The exercise> Answer with one number: how many lines hold the string "label".

Dataset excerpts

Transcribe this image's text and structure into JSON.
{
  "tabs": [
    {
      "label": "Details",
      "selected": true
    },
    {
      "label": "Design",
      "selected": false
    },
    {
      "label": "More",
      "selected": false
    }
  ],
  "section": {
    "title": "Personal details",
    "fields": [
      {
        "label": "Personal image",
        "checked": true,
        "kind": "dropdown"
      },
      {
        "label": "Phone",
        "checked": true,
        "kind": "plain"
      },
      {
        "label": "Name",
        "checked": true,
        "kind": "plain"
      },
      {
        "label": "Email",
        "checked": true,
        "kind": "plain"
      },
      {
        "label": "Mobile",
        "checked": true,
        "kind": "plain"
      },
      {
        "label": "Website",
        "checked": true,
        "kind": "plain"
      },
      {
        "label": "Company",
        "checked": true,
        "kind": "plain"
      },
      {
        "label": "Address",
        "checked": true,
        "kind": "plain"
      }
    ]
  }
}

Solution to this problem> 11